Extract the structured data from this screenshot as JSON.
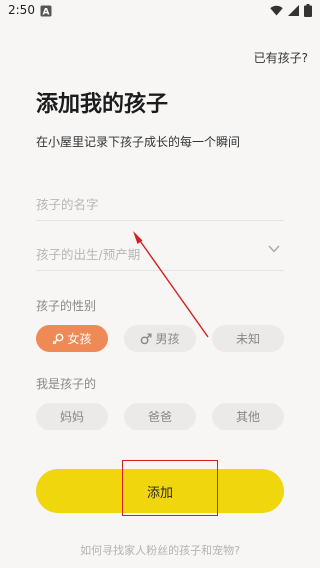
{
  "status_bar": {
    "time": "2:50"
  },
  "header": {
    "existing_child_link": "已有孩子?"
  },
  "main": {
    "title": "添加我的孩子",
    "subtitle": "在小屋里记录下孩子成长的每一个瞬间",
    "name_field": {
      "placeholder": "孩子的名字"
    },
    "birth_field": {
      "placeholder": "孩子的出生/预产期"
    },
    "gender": {
      "label": "孩子的性别",
      "options": [
        {
          "label": "女孩",
          "selected": true
        },
        {
          "label": "男孩",
          "selected": false
        },
        {
          "label": "未知",
          "selected": false
        }
      ]
    },
    "relation": {
      "label": "我是孩子的",
      "options": [
        {
          "label": "妈妈",
          "selected": false
        },
        {
          "label": "爸爸",
          "selected": false
        },
        {
          "label": "其他",
          "selected": false
        }
      ]
    },
    "add_button_label": "添加",
    "help_link": "如何寻找家人粉丝的孩子和宠物?"
  },
  "colors": {
    "accent_orange": "#ef8a57",
    "button_yellow": "#f0d60c",
    "annotation_red": "#d42020",
    "background": "#f7f6f5"
  },
  "icons": [
    "a-notification-icon",
    "wifi-icon",
    "signal-icon",
    "battery-icon",
    "female-icon",
    "male-icon",
    "chevron-down-icon",
    "red-arrow-annotation",
    "red-box-annotation"
  ]
}
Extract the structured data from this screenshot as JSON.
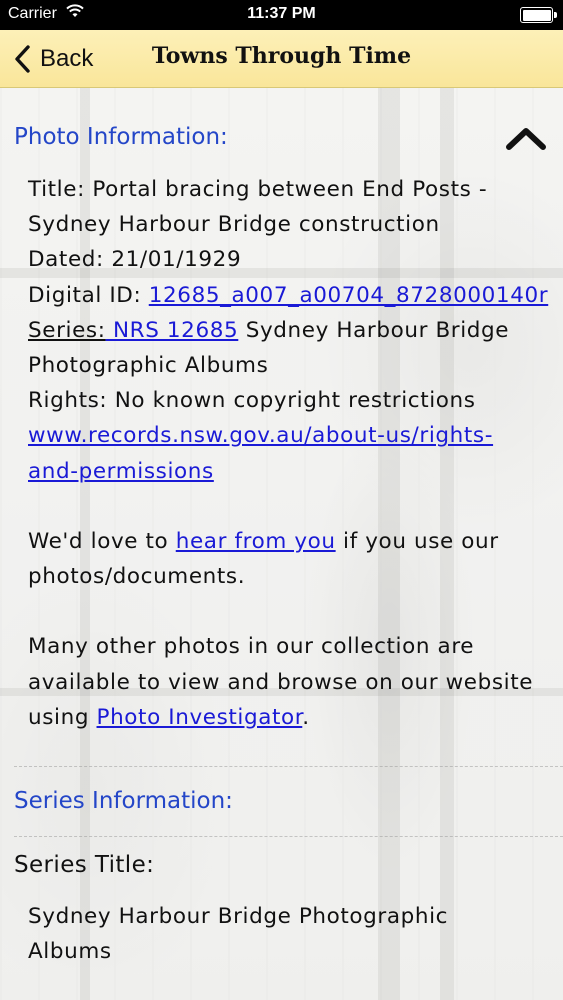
{
  "status_bar": {
    "carrier": "Carrier",
    "time": "11:37 PM"
  },
  "nav": {
    "back_label": "Back",
    "title": "Towns Through Time"
  },
  "photo_info": {
    "header": "Photo Information:",
    "title_line1": "Title: Portal bracing between End Posts -",
    "title_line2": "Sydney Harbour Bridge construction",
    "dated": "Dated: 21/01/1929",
    "digital_id_label": "Digital ID: ",
    "digital_id_link": "12685_a007_a00704_8728000140r",
    "series_label": "Series:",
    "series_link": " NRS 12685",
    "series_rest": " Sydney Harbour Bridge",
    "series_line2": "Photographic Albums",
    "rights": "Rights: No known copyright restrictions",
    "rights_link_line1": "www.records.nsw.gov.au/about-us/rights-",
    "rights_link_line2": "and-permissions",
    "feedback_pre": "We'd love to ",
    "feedback_link": "hear from you",
    "feedback_post": " if you use our",
    "feedback_line2": "photos/documents.",
    "collection_line1": "Many other photos in our collection are",
    "collection_line2": "available to view and browse on our website",
    "collection_pre": "using ",
    "collection_link": "Photo Investigator",
    "collection_post": "."
  },
  "series_info": {
    "header": "Series Information:",
    "series_title_label": "Series Title:",
    "series_title_line1": "Sydney Harbour Bridge Photographic",
    "series_title_line2": "Albums"
  },
  "colors": {
    "nav_background": "#f9e69a",
    "section_header": "#2446c8",
    "link": "#1a1ad6"
  }
}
--
• Stated problem: Your copy should match the entries exactly, minus the pictures.

• Complete answer:
Extract the structured data from this screenshot as JSON.
{
  "status_bar": {
    "time": "2:50"
  },
  "header": {
    "existing_child_link": "已有孩子?"
  },
  "main": {
    "title": "添加我的孩子",
    "subtitle": "在小屋里记录下孩子成长的每一个瞬间",
    "name_field": {
      "placeholder": "孩子的名字"
    },
    "birth_field": {
      "placeholder": "孩子的出生/预产期"
    },
    "gender": {
      "label": "孩子的性别",
      "options": [
        {
          "label": "女孩",
          "selected": true
        },
        {
          "label": "男孩",
          "selected": false
        },
        {
          "label": "未知",
          "selected": false
        }
      ]
    },
    "relation": {
      "label": "我是孩子的",
      "options": [
        {
          "label": "妈妈",
          "selected": false
        },
        {
          "label": "爸爸",
          "selected": false
        },
        {
          "label": "其他",
          "selected": false
        }
      ]
    },
    "add_button_label": "添加",
    "help_link": "如何寻找家人粉丝的孩子和宠物?"
  },
  "colors": {
    "accent_orange": "#ef8a57",
    "button_yellow": "#f0d60c",
    "annotation_red": "#d42020",
    "background": "#f7f6f5"
  },
  "icons": [
    "a-notification-icon",
    "wifi-icon",
    "signal-icon",
    "battery-icon",
    "female-icon",
    "male-icon",
    "chevron-down-icon",
    "red-arrow-annotation",
    "red-box-annotation"
  ]
}
Extract the structured data from this screenshot as JSON.
{
  "status_bar": {
    "carrier": "Carrier",
    "time": "11:37 PM"
  },
  "nav": {
    "back_label": "Back",
    "title": "Towns Through Time"
  },
  "photo_info": {
    "header": "Photo Information:",
    "title_line1": "Title: Portal bracing between End Posts -",
    "title_line2": "Sydney Harbour Bridge construction",
    "dated": "Dated: 21/01/1929",
    "digital_id_label": "Digital ID: ",
    "digital_id_link": "12685_a007_a00704_8728000140r",
    "series_label": "Series:",
    "series_link": " NRS 12685",
    "series_rest": " Sydney Harbour Bridge",
    "series_line2": "Photographic Albums",
    "rights": "Rights: No known copyright restrictions",
    "rights_link_line1": "www.records.nsw.gov.au/about-us/rights-",
    "rights_link_line2": "and-permissions",
    "feedback_pre": "We'd love to ",
    "feedback_link": "hear from you",
    "feedback_post": " if you use our",
    "feedback_line2": "photos/documents.",
    "collection_line1": "Many other photos in our collection are",
    "collection_line2": "available to view and browse on our website",
    "collection_pre": "using ",
    "collection_link": "Photo Investigator",
    "collection_post": "."
  },
  "series_info": {
    "header": "Series Information:",
    "series_title_label": "Series Title:",
    "series_title_line1": "Sydney Harbour Bridge Photographic",
    "series_title_line2": "Albums"
  },
  "colors": {
    "nav_background": "#f9e69a",
    "section_header": "#2446c8",
    "link": "#1a1ad6"
  }
}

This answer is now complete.